Begin Information supplied

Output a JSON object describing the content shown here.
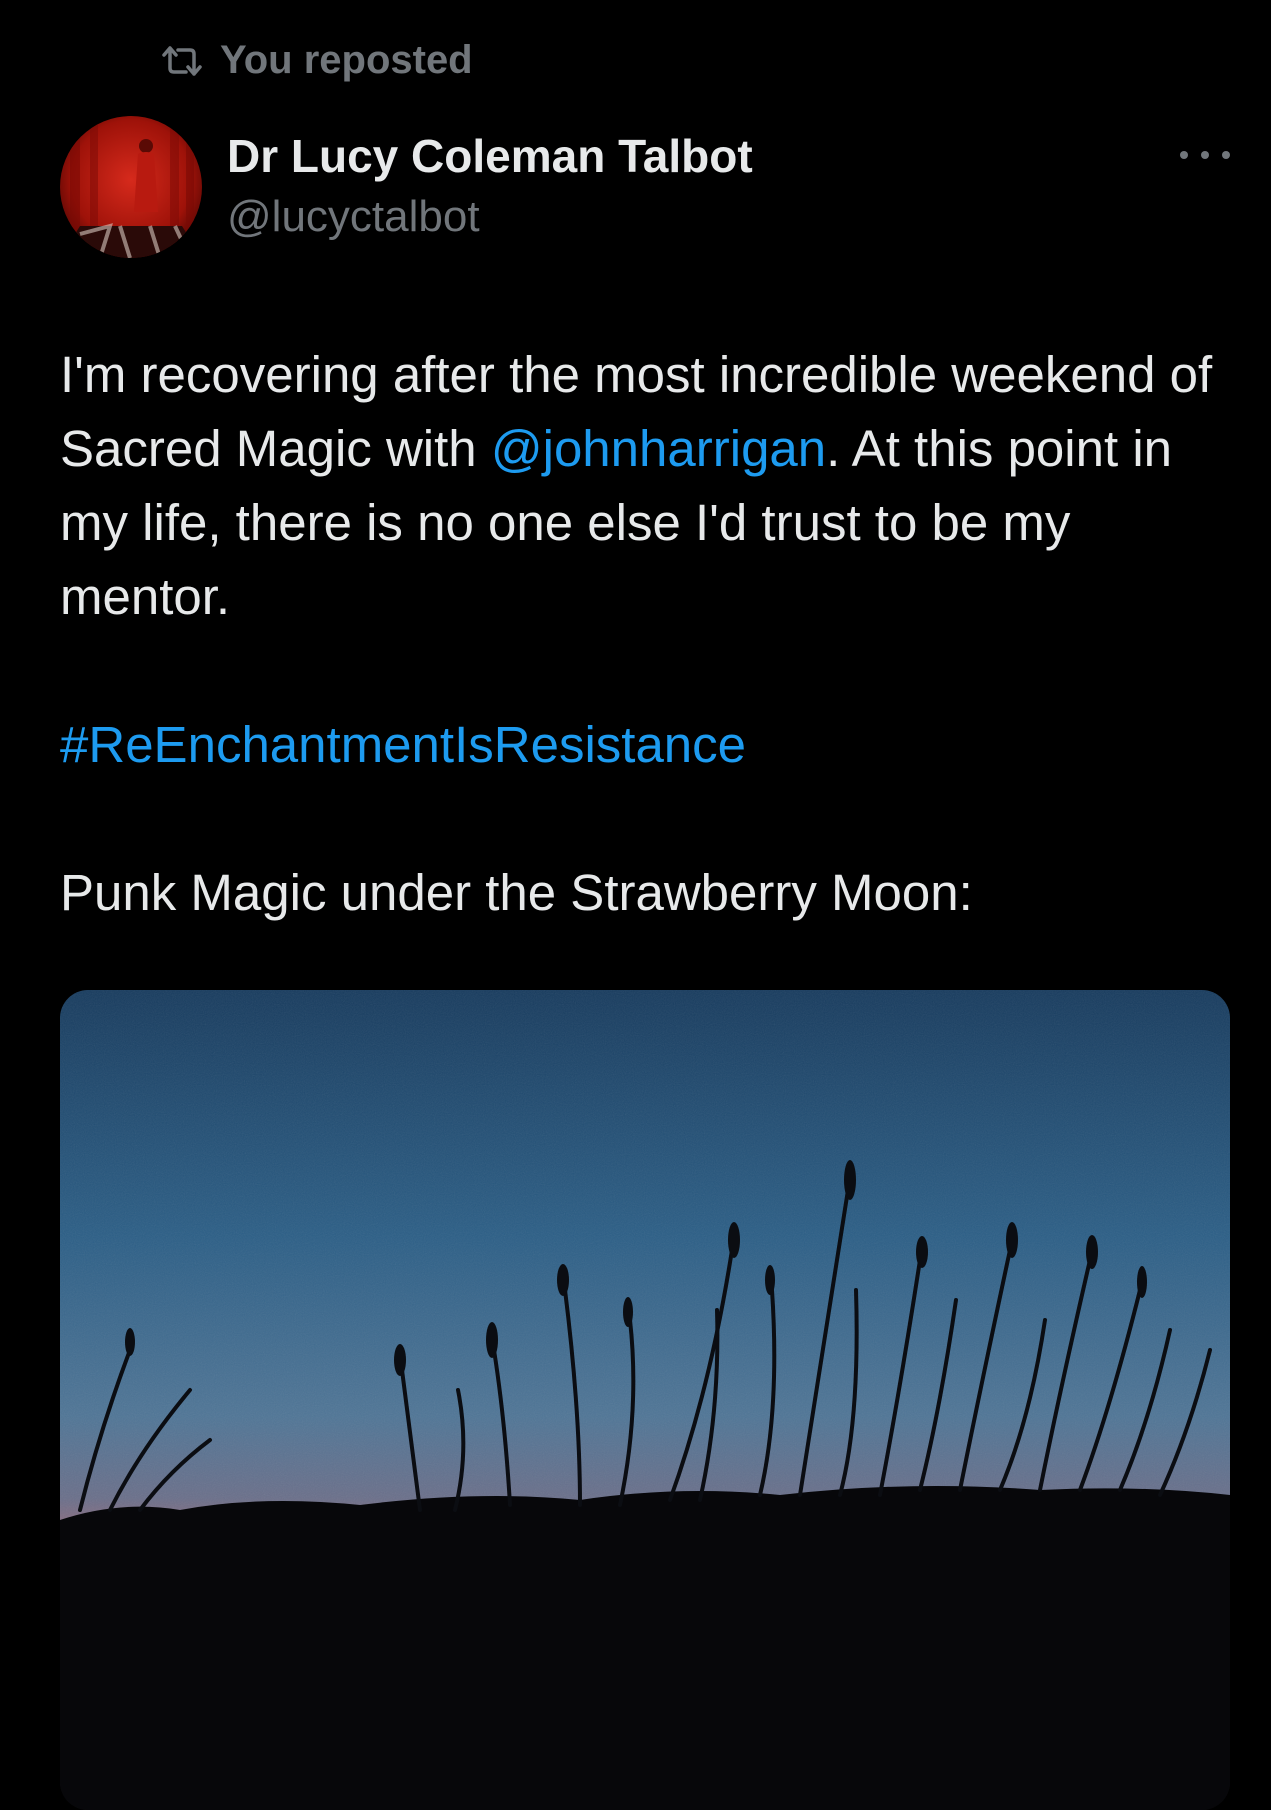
{
  "repost": {
    "icon": "repost-icon",
    "label": "You reposted"
  },
  "author": {
    "avatar_icon": "avatar",
    "display_name": "Dr Lucy Coleman Talbot",
    "handle": "@lucyctalbot"
  },
  "more_menu": {
    "icon": "more-options-icon"
  },
  "tweet": {
    "text_part1": "I'm recovering after the most incredible weekend of Sacred Magic with ",
    "mention": "@johnharrigan",
    "text_part2": ". At this point in my life, there is no one else I'd trust to be my mentor.",
    "hashtag": "#ReEnchantmentIsResistance",
    "text_part3": "Punk Magic under the Strawberry Moon:"
  },
  "colors": {
    "background": "#000000",
    "primary_text": "#e7e9ea",
    "secondary_text": "#71767b",
    "link": "#1d9bf0"
  }
}
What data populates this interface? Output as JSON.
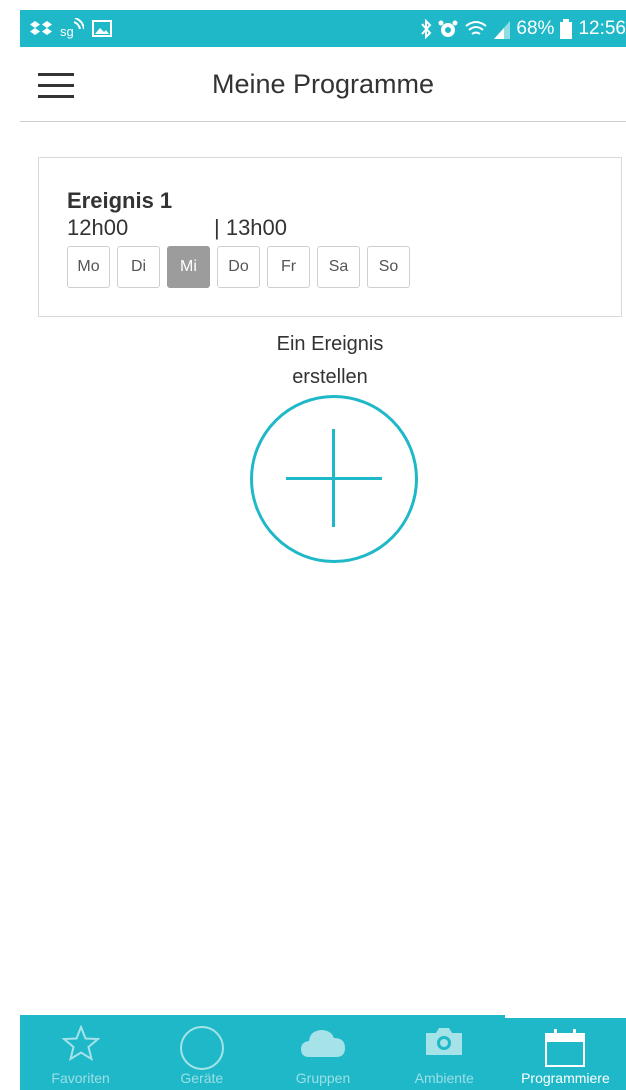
{
  "status_bar": {
    "battery": "68%",
    "time": "12:56",
    "icons": [
      "dropbox-icon",
      "sync-icon",
      "image-icon",
      "bluetooth-icon",
      "alarm-icon",
      "wifi-icon",
      "signal-icon",
      "battery-icon"
    ]
  },
  "header": {
    "title": "Meine Programme",
    "menu_icon": "hamburger-icon"
  },
  "event": {
    "title": "Ereignis 1",
    "start": "12h00",
    "end": "| 13h00",
    "days": [
      {
        "label": "Mo",
        "active": false
      },
      {
        "label": "Di",
        "active": false
      },
      {
        "label": "Mi",
        "active": true
      },
      {
        "label": "Do",
        "active": false
      },
      {
        "label": "Fr",
        "active": false
      },
      {
        "label": "Sa",
        "active": false
      },
      {
        "label": "So",
        "active": false
      }
    ]
  },
  "create": {
    "label_line1": "Ein Ereignis",
    "label_line2": "erstellen",
    "icon": "plus-icon"
  },
  "bottom_nav": {
    "items": [
      {
        "label": "Favoriten",
        "icon": "star-icon",
        "active": false
      },
      {
        "label": "Geräte",
        "icon": "circle-icon",
        "active": false
      },
      {
        "label": "Gruppen",
        "icon": "cloud-icon",
        "active": false
      },
      {
        "label": "Ambiente",
        "icon": "camera-icon",
        "active": false
      },
      {
        "label": "Programmiere",
        "icon": "calendar-icon",
        "active": true
      }
    ]
  },
  "colors": {
    "accent": "#1fb8c8",
    "active_day": "#9c9c9c"
  }
}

End Information supplied

• [Written request]: Retype everything in the material word for word, minus pictures.

• [Final result]:
Output a JSON object describing the content shown here.
{
  "repost": {
    "icon": "repost-icon",
    "label": "You reposted"
  },
  "author": {
    "avatar_icon": "avatar",
    "display_name": "Dr Lucy Coleman Talbot",
    "handle": "@lucyctalbot"
  },
  "more_menu": {
    "icon": "more-options-icon"
  },
  "tweet": {
    "text_part1": "I'm recovering after the most incredible weekend of Sacred Magic with ",
    "mention": "@johnharrigan",
    "text_part2": ". At this point in my life, there is no one else I'd trust to be my mentor.",
    "hashtag": "#ReEnchantmentIsResistance",
    "text_part3": "Punk Magic under the Strawberry Moon:"
  },
  "colors": {
    "background": "#000000",
    "primary_text": "#e7e9ea",
    "secondary_text": "#71767b",
    "link": "#1d9bf0"
  }
}
What data populates this interface? Output as JSON.
{
  "status_bar": {
    "battery": "68%",
    "time": "12:56",
    "icons": [
      "dropbox-icon",
      "sync-icon",
      "image-icon",
      "bluetooth-icon",
      "alarm-icon",
      "wifi-icon",
      "signal-icon",
      "battery-icon"
    ]
  },
  "header": {
    "title": "Meine Programme",
    "menu_icon": "hamburger-icon"
  },
  "event": {
    "title": "Ereignis 1",
    "start": "12h00",
    "end": "| 13h00",
    "days": [
      {
        "label": "Mo",
        "active": false
      },
      {
        "label": "Di",
        "active": false
      },
      {
        "label": "Mi",
        "active": true
      },
      {
        "label": "Do",
        "active": false
      },
      {
        "label": "Fr",
        "active": false
      },
      {
        "label": "Sa",
        "active": false
      },
      {
        "label": "So",
        "active": false
      }
    ]
  },
  "create": {
    "label_line1": "Ein Ereignis",
    "label_line2": "erstellen",
    "icon": "plus-icon"
  },
  "bottom_nav": {
    "items": [
      {
        "label": "Favoriten",
        "icon": "star-icon",
        "active": false
      },
      {
        "label": "Geräte",
        "icon": "circle-icon",
        "active": false
      },
      {
        "label": "Gruppen",
        "icon": "cloud-icon",
        "active": false
      },
      {
        "label": "Ambiente",
        "icon": "camera-icon",
        "active": false
      },
      {
        "label": "Programmiere",
        "icon": "calendar-icon",
        "active": true
      }
    ]
  },
  "colors": {
    "accent": "#1fb8c8",
    "active_day": "#9c9c9c"
  }
}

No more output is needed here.